*** Data excerpts

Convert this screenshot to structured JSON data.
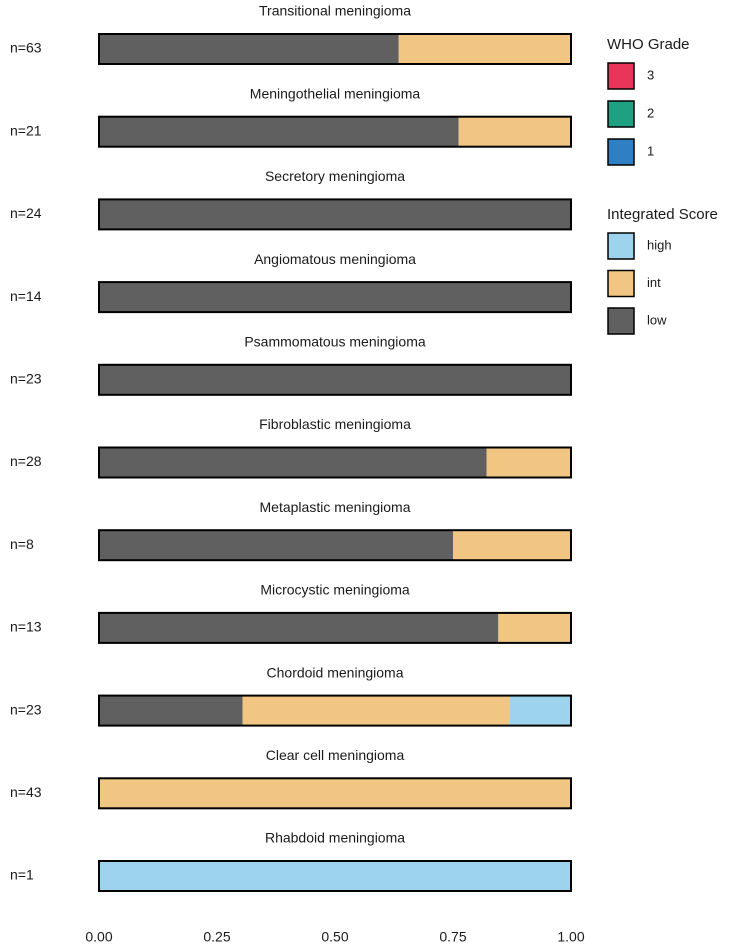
{
  "chart_data": {
    "type": "bar",
    "orientation": "horizontal",
    "stacked": true,
    "categories": [
      "Transitional meningioma",
      "Meningothelial meningioma",
      "Secretory meningioma",
      "Angiomatous meningioma",
      "Psammomatous meningioma",
      "Fibroblastic meningioma",
      "Metaplastic meningioma",
      "Microcystic meningioma",
      "Chordoid meningioma",
      "Clear cell meningioma",
      "Rhabdoid meningioma"
    ],
    "sample_labels": [
      "n=63",
      "n=21",
      "n=24",
      "n=14",
      "n=23",
      "n=28",
      "n=8",
      "n=13",
      "n=23",
      "n=43",
      "n=1"
    ],
    "series": [
      {
        "name": "low",
        "color": "#606060",
        "values": [
          0.635,
          0.762,
          1,
          1,
          1,
          0.821,
          0.75,
          0.846,
          0.304,
          0,
          0
        ]
      },
      {
        "name": "int",
        "color": "#f0c682",
        "values": [
          0.365,
          0.238,
          0,
          0,
          0,
          0.179,
          0.25,
          0.154,
          0.565,
          1,
          0
        ]
      },
      {
        "name": "high",
        "color": "#9dd3ec",
        "values": [
          0,
          0,
          0,
          0,
          0,
          0,
          0,
          0,
          0.131,
          0,
          1
        ]
      }
    ],
    "legend_title": "Integrated Score",
    "extra_legend": {
      "title": "WHO Grade",
      "entries": [
        {
          "name": "3",
          "color": "#e8365a"
        },
        {
          "name": "2",
          "color": "#20a082"
        },
        {
          "name": "1",
          "color": "#2f7fc5"
        }
      ]
    },
    "xlim": [
      0,
      1
    ],
    "xticks": [
      {
        "value": 0,
        "label": "0.00"
      },
      {
        "value": 0.25,
        "label": "0.25"
      },
      {
        "value": 0.5,
        "label": "0.50"
      },
      {
        "value": 0.75,
        "label": "0.75"
      },
      {
        "value": 1,
        "label": "1.00"
      }
    ],
    "grid": false
  }
}
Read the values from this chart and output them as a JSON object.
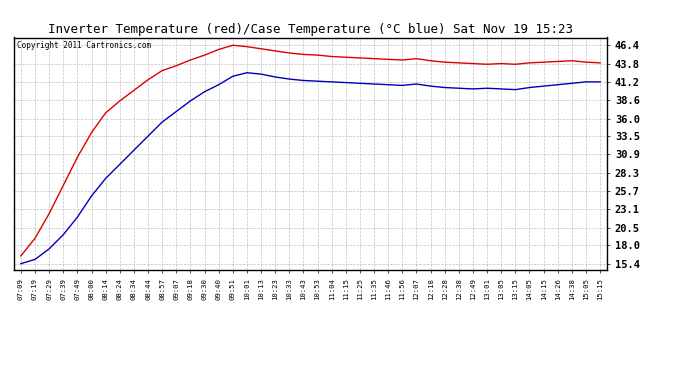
{
  "title": "Inverter Temperature (red)/Case Temperature (°C blue) Sat Nov 19 15:23",
  "copyright": "Copyright 2011 Cartronics.com",
  "ytick_labels": [
    "15.4",
    "18.0",
    "20.5",
    "23.1",
    "25.7",
    "28.3",
    "30.9",
    "33.5",
    "36.0",
    "38.6",
    "41.2",
    "43.8",
    "46.4"
  ],
  "ytick_values": [
    15.4,
    18.0,
    20.5,
    23.1,
    25.7,
    28.3,
    30.9,
    33.5,
    36.0,
    38.6,
    41.2,
    43.8,
    46.4
  ],
  "ylim": [
    14.5,
    47.5
  ],
  "red_color": "#dd0000",
  "blue_color": "#0000bb",
  "bg_color": "#ffffff",
  "grid_color": "#bbbbbb",
  "x_labels": [
    "07:09",
    "07:19",
    "07:29",
    "07:39",
    "07:49",
    "08:00",
    "08:14",
    "08:24",
    "08:34",
    "08:44",
    "08:57",
    "09:07",
    "09:18",
    "09:30",
    "09:40",
    "09:51",
    "10:01",
    "10:13",
    "10:23",
    "10:33",
    "10:43",
    "10:53",
    "11:04",
    "11:15",
    "11:25",
    "11:35",
    "11:46",
    "11:56",
    "12:07",
    "12:18",
    "12:28",
    "12:38",
    "12:49",
    "13:01",
    "13:05",
    "13:15",
    "14:05",
    "14:15",
    "14:26",
    "14:38",
    "15:05",
    "15:15"
  ],
  "red_values": [
    16.5,
    19.0,
    22.5,
    26.5,
    30.5,
    34.0,
    36.8,
    38.5,
    40.0,
    41.5,
    42.8,
    43.5,
    44.3,
    45.0,
    45.8,
    46.4,
    46.2,
    45.9,
    45.6,
    45.3,
    45.1,
    45.0,
    44.8,
    44.7,
    44.6,
    44.5,
    44.4,
    44.3,
    44.5,
    44.2,
    44.0,
    43.9,
    43.8,
    43.7,
    43.8,
    43.7,
    43.9,
    44.0,
    44.1,
    44.2,
    44.0,
    43.9
  ],
  "blue_values": [
    15.4,
    16.0,
    17.5,
    19.5,
    22.0,
    25.0,
    27.5,
    29.5,
    31.5,
    33.5,
    35.5,
    37.0,
    38.5,
    39.8,
    40.8,
    42.0,
    42.5,
    42.3,
    41.9,
    41.6,
    41.4,
    41.3,
    41.2,
    41.1,
    41.0,
    40.9,
    40.8,
    40.7,
    40.9,
    40.6,
    40.4,
    40.3,
    40.2,
    40.3,
    40.2,
    40.1,
    40.4,
    40.6,
    40.8,
    41.0,
    41.2,
    41.2
  ]
}
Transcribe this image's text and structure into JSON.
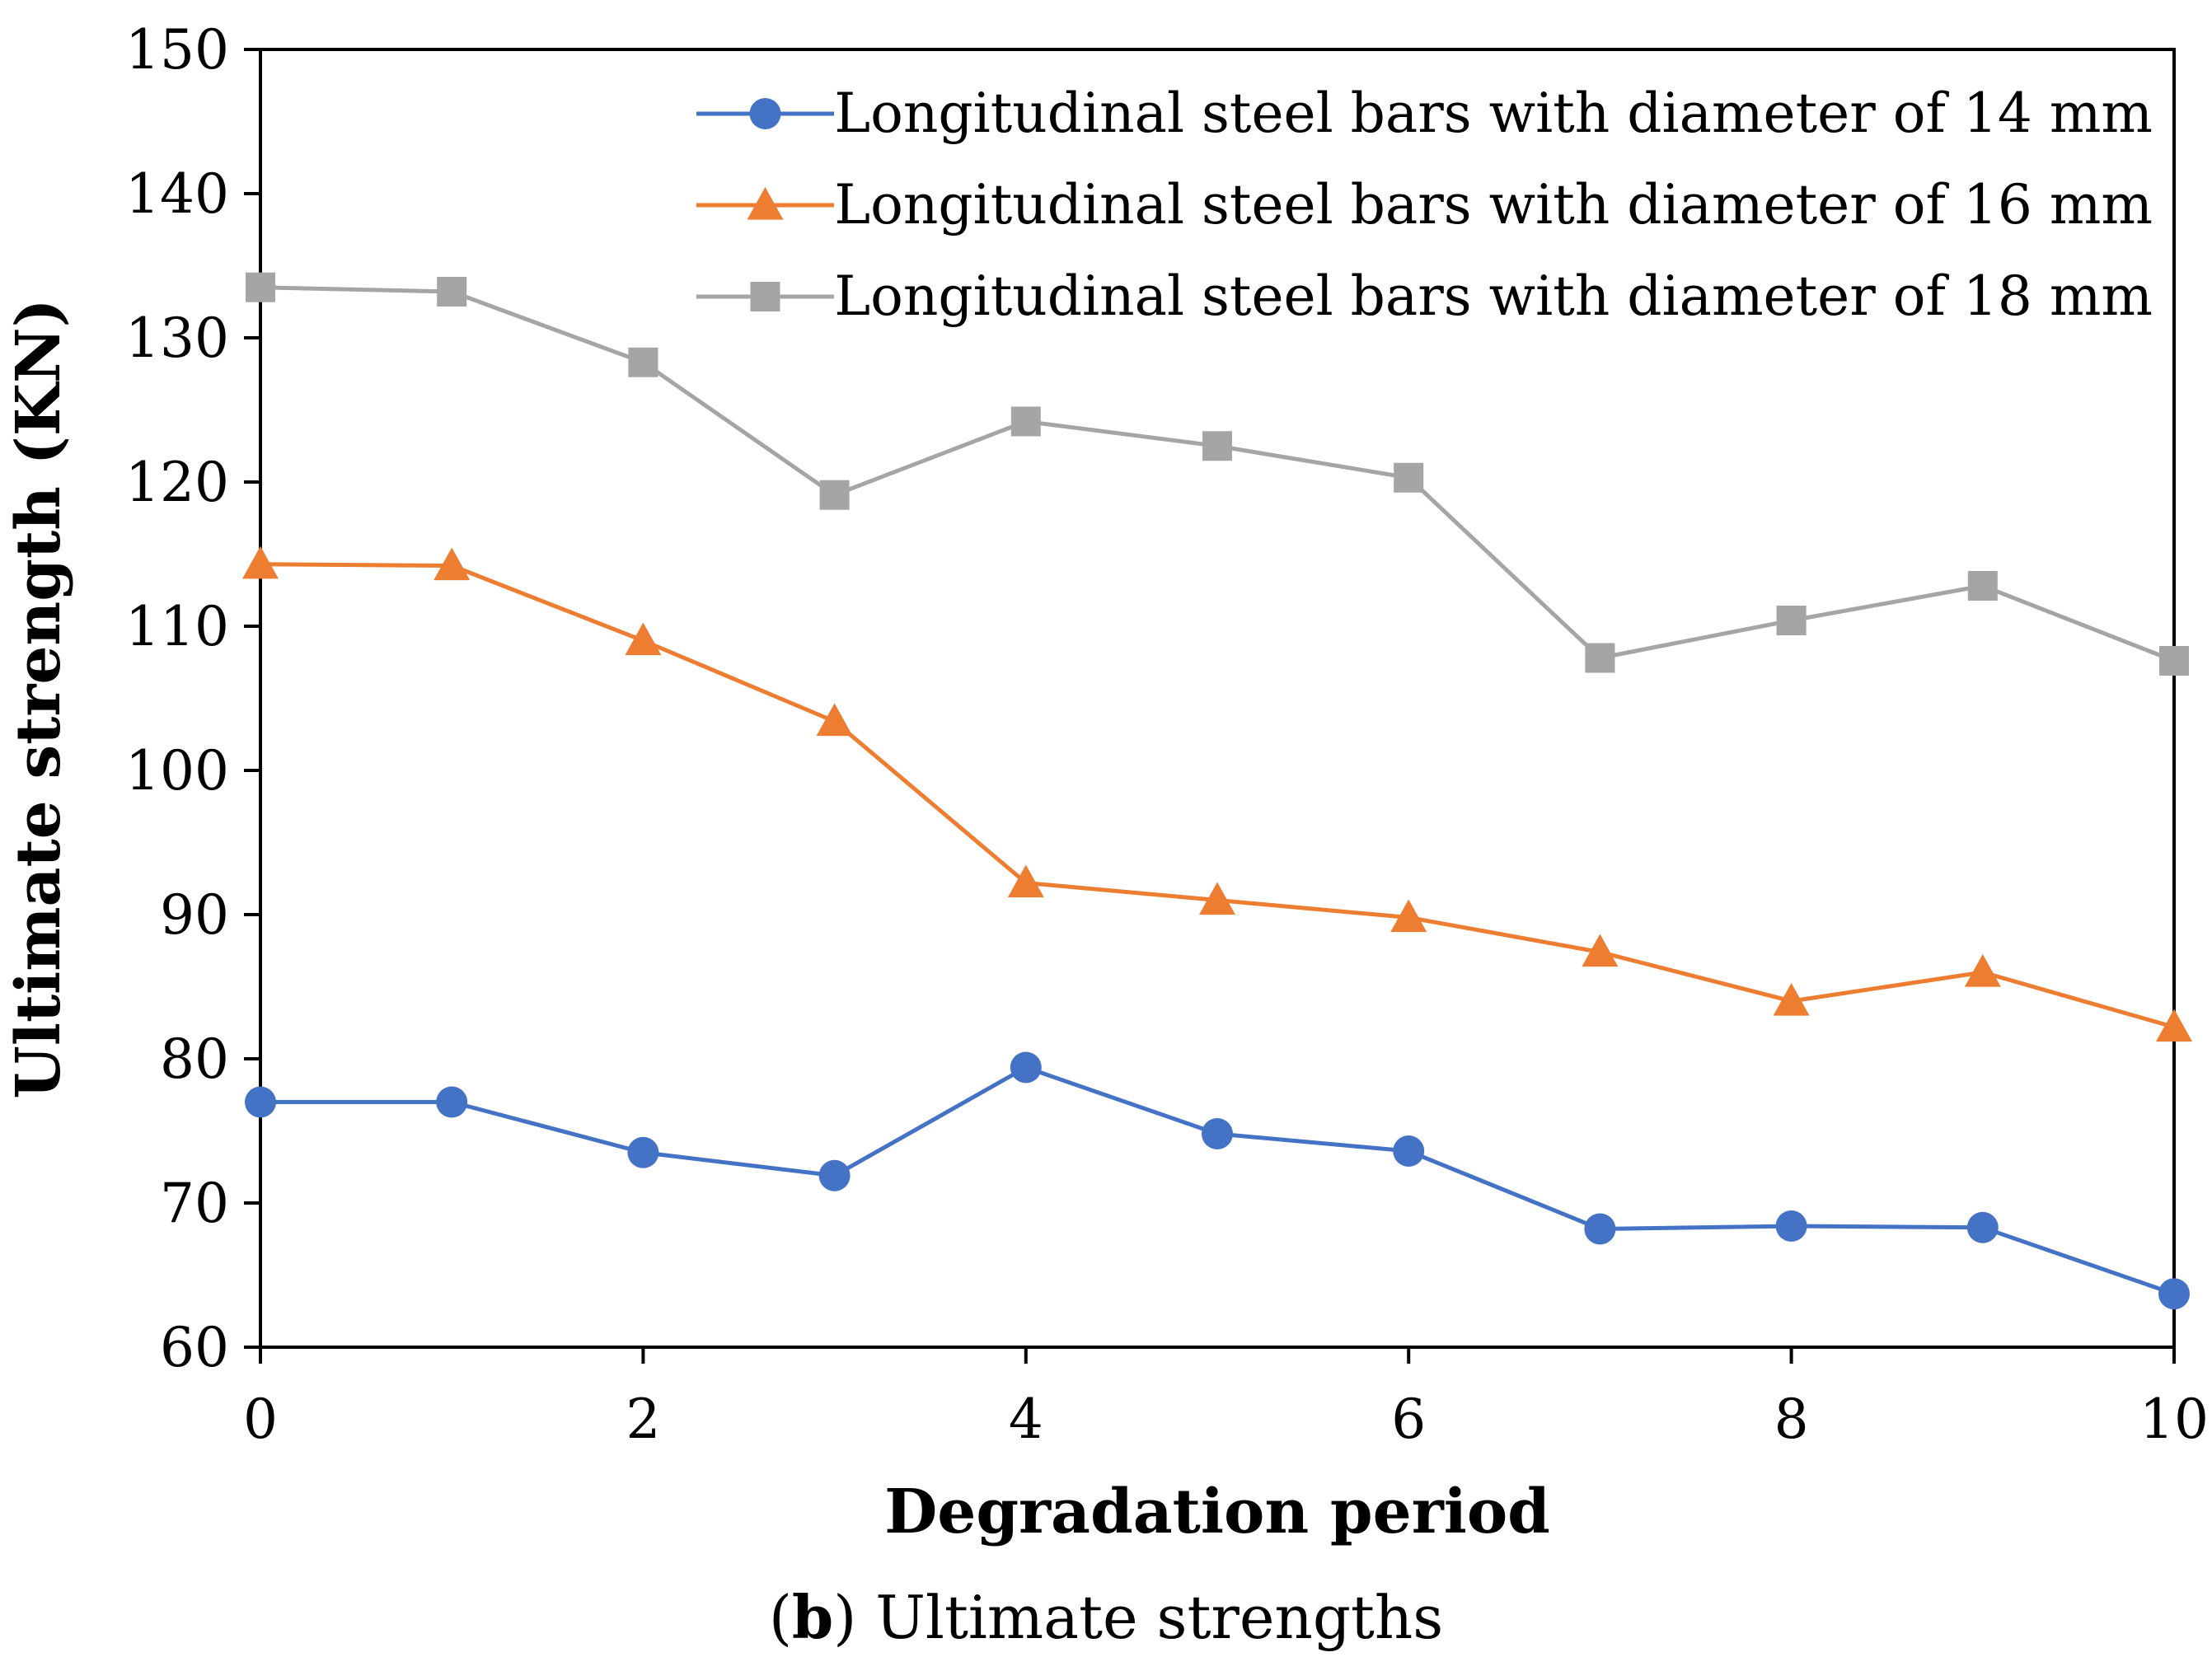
{
  "chart_data": {
    "type": "line",
    "title": "",
    "xlabel": "Degradation period",
    "ylabel": "Ultimate strength (KN)",
    "xlim": [
      0,
      10
    ],
    "ylim": [
      60,
      150
    ],
    "x_ticks": [
      "0",
      "2",
      "4",
      "6",
      "8",
      "10"
    ],
    "y_ticks": [
      "60",
      "70",
      "80",
      "90",
      "100",
      "110",
      "120",
      "130",
      "140",
      "150"
    ],
    "grid": false,
    "legend_position": "top-right",
    "x": [
      0,
      1,
      2,
      3,
      4,
      5,
      6,
      7,
      8,
      9,
      10
    ],
    "series": [
      {
        "name": "Longitudinal steel bars with diameter of 14 mm",
        "color": "#4472C4",
        "marker": "circle",
        "values": [
          77.0,
          77.0,
          73.5,
          71.9,
          79.4,
          74.8,
          73.6,
          68.2,
          68.4,
          68.3,
          63.7
        ]
      },
      {
        "name": "Longitudinal steel bars with diameter of 16 mm",
        "color": "#ED7D31",
        "marker": "triangle",
        "values": [
          114.3,
          114.2,
          109.0,
          103.4,
          92.2,
          91.0,
          89.8,
          87.4,
          84.0,
          86.0,
          82.2
        ]
      },
      {
        "name": "Longitudinal steel bars with diameter of 18 mm",
        "color": "#A5A5A5",
        "marker": "square",
        "values": [
          133.5,
          133.2,
          128.3,
          119.1,
          124.2,
          122.5,
          120.3,
          107.8,
          110.4,
          112.8,
          107.6
        ]
      }
    ]
  },
  "caption": {
    "open": "(",
    "bold": "b",
    "rest": ") Ultimate strengths"
  }
}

******

» Your instructions
Across the records, count the lines holding the string "diameter". Give the number and stop.

» Exercise solution
3